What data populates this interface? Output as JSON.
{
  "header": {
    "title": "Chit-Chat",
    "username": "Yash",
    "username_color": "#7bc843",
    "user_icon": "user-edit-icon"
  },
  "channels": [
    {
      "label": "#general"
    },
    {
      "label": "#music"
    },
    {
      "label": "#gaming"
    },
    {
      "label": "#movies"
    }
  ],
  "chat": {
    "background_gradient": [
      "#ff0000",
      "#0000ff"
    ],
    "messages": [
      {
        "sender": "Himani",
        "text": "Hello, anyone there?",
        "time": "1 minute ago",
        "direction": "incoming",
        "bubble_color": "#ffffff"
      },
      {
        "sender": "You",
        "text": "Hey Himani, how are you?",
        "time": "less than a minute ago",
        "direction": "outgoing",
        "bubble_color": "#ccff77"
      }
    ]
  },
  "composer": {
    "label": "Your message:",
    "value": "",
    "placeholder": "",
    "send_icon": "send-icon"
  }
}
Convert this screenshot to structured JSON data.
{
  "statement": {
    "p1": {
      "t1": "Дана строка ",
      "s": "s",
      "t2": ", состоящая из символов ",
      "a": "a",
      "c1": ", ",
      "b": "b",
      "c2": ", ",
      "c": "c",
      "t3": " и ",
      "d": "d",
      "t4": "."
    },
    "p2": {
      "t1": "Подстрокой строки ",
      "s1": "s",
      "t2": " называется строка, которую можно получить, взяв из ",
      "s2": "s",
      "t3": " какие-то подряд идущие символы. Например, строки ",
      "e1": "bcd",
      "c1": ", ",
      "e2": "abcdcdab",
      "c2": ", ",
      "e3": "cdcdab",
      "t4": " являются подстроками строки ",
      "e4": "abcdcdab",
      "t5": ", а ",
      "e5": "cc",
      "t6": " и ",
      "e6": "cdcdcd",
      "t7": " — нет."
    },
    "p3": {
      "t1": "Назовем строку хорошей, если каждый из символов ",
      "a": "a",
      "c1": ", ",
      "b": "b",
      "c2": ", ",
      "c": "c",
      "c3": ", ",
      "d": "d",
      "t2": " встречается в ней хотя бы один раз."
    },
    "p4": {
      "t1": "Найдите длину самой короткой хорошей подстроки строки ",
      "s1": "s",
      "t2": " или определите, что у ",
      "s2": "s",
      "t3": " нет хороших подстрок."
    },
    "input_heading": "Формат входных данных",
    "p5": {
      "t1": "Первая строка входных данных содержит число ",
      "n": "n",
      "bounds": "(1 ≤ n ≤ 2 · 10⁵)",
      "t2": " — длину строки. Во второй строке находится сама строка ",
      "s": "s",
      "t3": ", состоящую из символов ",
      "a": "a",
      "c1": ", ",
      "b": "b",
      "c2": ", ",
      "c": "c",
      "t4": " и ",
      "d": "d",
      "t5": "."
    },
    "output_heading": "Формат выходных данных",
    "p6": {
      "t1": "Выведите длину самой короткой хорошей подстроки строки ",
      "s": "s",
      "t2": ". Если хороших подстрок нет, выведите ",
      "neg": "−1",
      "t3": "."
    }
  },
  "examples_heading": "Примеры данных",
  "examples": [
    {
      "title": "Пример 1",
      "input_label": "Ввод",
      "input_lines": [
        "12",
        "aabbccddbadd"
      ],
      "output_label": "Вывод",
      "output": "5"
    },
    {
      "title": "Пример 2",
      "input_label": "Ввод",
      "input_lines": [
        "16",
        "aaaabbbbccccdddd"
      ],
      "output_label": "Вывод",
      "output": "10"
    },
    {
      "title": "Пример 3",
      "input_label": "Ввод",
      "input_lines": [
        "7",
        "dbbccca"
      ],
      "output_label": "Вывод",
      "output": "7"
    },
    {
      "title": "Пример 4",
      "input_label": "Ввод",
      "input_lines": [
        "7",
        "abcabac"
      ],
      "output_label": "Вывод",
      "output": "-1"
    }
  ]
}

==

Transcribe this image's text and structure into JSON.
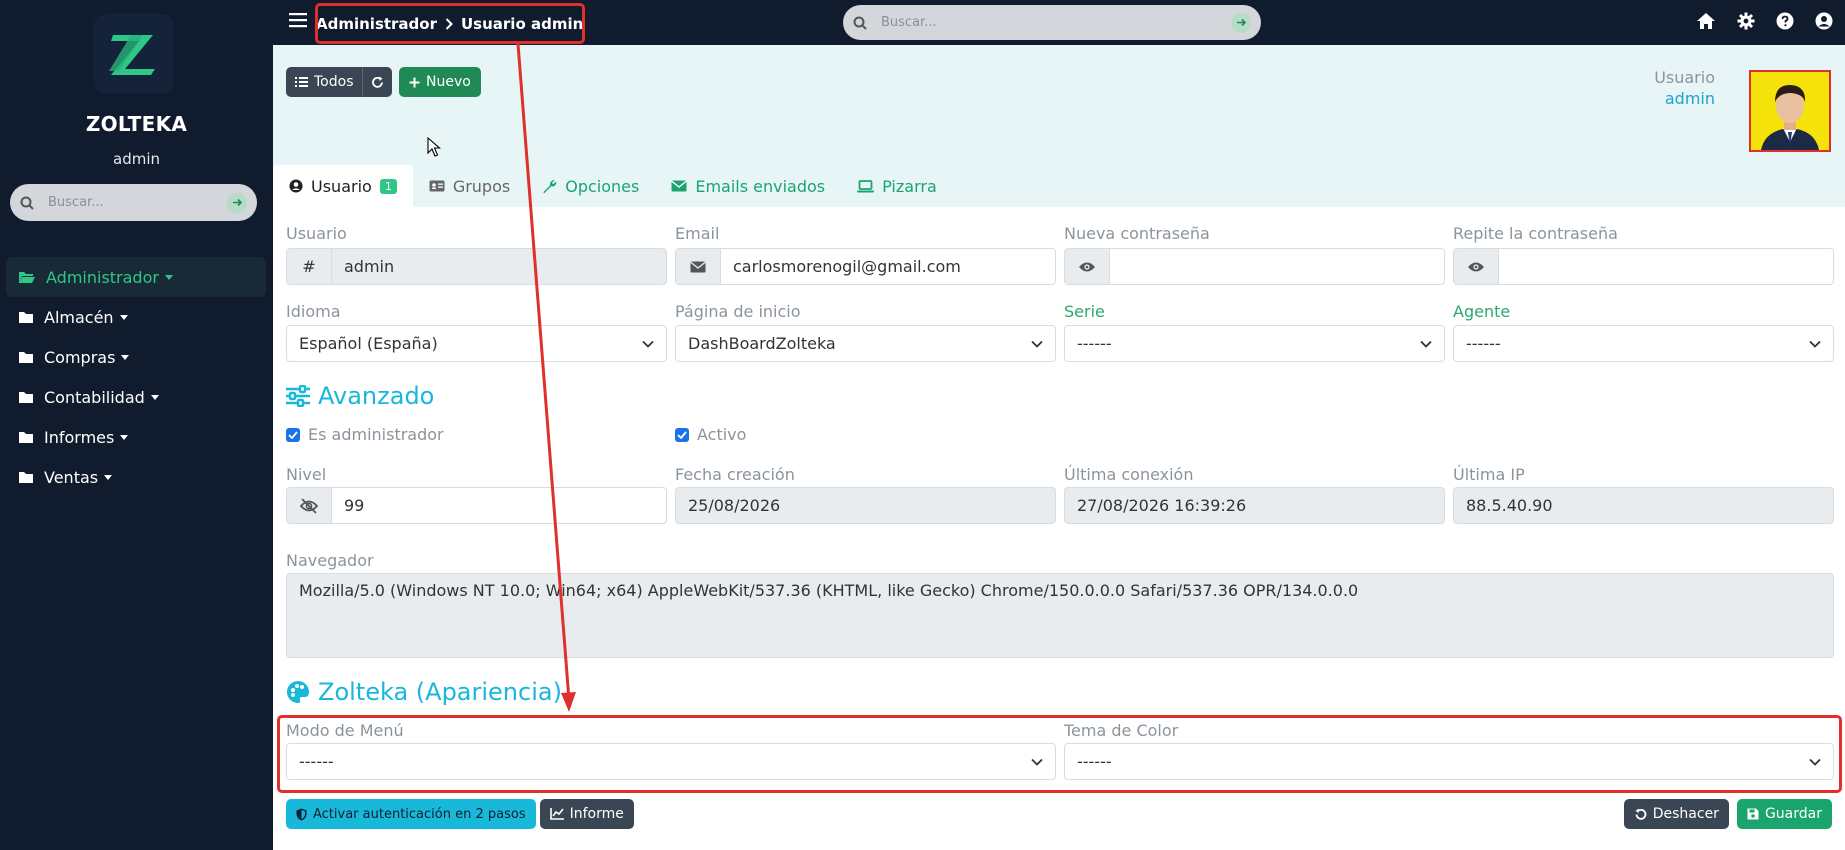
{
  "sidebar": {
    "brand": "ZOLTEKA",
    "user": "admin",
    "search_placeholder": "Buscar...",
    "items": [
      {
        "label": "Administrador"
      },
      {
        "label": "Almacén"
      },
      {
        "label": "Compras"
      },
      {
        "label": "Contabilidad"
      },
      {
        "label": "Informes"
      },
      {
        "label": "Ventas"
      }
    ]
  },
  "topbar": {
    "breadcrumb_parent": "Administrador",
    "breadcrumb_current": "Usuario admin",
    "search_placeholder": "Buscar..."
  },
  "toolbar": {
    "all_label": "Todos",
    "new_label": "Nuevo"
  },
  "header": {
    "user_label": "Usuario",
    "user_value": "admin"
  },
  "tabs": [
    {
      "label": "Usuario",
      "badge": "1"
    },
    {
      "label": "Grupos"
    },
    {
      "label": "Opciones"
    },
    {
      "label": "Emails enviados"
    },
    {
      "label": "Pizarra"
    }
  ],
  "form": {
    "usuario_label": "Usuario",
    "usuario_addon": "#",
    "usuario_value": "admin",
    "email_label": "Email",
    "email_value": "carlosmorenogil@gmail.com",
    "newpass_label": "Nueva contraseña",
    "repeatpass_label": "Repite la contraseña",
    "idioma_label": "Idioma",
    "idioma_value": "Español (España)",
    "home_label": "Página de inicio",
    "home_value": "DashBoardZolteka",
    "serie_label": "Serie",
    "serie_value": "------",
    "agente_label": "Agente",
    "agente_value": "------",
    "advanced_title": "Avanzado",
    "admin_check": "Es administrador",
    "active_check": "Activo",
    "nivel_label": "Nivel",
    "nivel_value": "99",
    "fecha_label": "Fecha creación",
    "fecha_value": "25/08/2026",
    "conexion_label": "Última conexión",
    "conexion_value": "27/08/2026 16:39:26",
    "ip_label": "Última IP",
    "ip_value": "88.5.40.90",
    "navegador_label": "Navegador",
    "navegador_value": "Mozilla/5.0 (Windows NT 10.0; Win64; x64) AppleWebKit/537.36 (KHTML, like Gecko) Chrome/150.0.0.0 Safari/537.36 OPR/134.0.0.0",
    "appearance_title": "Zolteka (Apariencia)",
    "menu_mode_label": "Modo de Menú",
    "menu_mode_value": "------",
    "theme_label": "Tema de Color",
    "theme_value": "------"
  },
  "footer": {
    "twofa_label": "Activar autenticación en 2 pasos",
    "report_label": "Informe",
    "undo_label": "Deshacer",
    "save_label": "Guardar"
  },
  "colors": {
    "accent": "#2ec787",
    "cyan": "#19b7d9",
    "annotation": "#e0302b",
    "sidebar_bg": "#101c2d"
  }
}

• OBJECTIVE
Where a line above contains the word "подстроки", copy that line.

• RESPONSE TO THIS TASK
      "t1": "Найдите длину самой короткой хорошей подстроки строки ",
      "t1": "Выведите длину самой короткой хорошей подстроки строки ",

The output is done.